Written instruction:
Find how many lines in the data below mention "frac". Give the number only.

Given entries:
++++++++++++++++++++

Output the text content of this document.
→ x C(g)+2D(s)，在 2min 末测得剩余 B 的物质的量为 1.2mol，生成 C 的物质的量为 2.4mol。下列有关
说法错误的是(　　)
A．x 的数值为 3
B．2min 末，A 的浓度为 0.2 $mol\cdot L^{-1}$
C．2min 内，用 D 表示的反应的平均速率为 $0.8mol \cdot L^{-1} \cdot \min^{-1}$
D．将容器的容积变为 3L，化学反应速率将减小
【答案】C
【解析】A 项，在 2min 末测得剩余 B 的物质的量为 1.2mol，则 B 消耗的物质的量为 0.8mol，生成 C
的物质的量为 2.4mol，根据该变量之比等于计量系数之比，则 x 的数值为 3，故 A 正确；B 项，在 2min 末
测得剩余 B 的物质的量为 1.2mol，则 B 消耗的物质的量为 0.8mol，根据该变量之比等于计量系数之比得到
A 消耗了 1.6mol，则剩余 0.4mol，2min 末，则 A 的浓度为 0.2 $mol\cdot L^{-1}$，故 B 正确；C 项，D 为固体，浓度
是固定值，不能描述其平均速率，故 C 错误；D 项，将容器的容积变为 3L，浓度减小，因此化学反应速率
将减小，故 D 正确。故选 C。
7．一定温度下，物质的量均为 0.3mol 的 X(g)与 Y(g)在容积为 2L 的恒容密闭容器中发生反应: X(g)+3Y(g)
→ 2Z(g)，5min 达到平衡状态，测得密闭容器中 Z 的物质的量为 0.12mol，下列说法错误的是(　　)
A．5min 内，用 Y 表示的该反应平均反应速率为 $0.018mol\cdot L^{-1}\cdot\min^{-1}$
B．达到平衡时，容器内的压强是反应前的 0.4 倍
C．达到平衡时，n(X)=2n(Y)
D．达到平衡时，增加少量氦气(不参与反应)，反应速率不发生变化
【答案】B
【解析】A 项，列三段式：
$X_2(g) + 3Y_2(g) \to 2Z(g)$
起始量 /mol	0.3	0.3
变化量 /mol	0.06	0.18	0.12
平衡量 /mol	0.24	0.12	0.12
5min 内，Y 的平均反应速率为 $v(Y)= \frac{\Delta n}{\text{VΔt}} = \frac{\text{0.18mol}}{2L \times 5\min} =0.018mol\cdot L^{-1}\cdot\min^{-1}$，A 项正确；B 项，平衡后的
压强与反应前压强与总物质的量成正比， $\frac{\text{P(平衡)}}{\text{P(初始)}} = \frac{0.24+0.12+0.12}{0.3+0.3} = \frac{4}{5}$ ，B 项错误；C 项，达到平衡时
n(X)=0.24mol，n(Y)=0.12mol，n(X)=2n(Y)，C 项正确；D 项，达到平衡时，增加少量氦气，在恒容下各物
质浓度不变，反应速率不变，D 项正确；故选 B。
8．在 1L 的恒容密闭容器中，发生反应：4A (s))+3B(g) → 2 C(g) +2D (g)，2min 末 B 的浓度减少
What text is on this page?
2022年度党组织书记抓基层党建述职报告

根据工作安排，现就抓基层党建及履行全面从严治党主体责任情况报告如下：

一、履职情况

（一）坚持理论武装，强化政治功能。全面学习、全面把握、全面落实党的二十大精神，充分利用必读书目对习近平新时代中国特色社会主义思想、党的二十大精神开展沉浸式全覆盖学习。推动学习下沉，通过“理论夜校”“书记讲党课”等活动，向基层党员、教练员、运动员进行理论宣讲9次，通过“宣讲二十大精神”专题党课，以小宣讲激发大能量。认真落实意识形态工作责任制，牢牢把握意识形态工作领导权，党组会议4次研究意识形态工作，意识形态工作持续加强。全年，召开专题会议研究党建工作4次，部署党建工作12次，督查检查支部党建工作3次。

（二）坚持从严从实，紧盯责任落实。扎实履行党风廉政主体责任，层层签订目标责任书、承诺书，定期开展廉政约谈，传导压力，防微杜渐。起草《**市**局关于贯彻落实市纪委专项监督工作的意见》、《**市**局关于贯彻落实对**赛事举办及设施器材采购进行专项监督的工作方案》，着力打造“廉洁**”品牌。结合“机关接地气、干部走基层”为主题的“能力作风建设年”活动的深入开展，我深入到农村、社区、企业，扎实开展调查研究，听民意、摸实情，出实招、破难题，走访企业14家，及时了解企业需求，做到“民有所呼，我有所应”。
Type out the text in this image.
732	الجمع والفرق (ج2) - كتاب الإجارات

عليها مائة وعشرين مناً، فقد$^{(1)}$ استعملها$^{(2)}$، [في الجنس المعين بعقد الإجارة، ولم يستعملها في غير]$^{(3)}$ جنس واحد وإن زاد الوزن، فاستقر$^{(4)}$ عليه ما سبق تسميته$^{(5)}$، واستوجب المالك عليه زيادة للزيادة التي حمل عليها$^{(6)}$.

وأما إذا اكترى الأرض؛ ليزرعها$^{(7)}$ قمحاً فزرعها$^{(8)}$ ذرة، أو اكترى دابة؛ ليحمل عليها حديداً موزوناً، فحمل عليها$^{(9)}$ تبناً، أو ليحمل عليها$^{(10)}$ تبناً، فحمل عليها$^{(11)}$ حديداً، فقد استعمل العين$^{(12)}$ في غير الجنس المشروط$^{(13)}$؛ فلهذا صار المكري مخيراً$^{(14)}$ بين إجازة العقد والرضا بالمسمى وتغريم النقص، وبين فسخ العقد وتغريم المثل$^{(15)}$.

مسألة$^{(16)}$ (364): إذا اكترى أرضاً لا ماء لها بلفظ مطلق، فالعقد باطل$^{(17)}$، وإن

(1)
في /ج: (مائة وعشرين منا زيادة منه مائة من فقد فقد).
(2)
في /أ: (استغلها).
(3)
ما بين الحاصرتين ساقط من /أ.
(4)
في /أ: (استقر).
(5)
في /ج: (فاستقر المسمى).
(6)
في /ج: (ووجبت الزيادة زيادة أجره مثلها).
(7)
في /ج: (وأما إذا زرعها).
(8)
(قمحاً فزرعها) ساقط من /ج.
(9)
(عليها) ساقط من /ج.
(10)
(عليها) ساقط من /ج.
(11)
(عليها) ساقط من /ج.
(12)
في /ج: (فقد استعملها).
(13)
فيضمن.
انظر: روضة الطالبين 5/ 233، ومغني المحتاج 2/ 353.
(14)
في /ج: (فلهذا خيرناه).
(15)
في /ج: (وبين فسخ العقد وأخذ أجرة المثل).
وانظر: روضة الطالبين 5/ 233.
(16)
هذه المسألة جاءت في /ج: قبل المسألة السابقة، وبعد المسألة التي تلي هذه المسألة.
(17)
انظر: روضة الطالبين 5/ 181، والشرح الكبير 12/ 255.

++++++++++++++++++++

Response:
2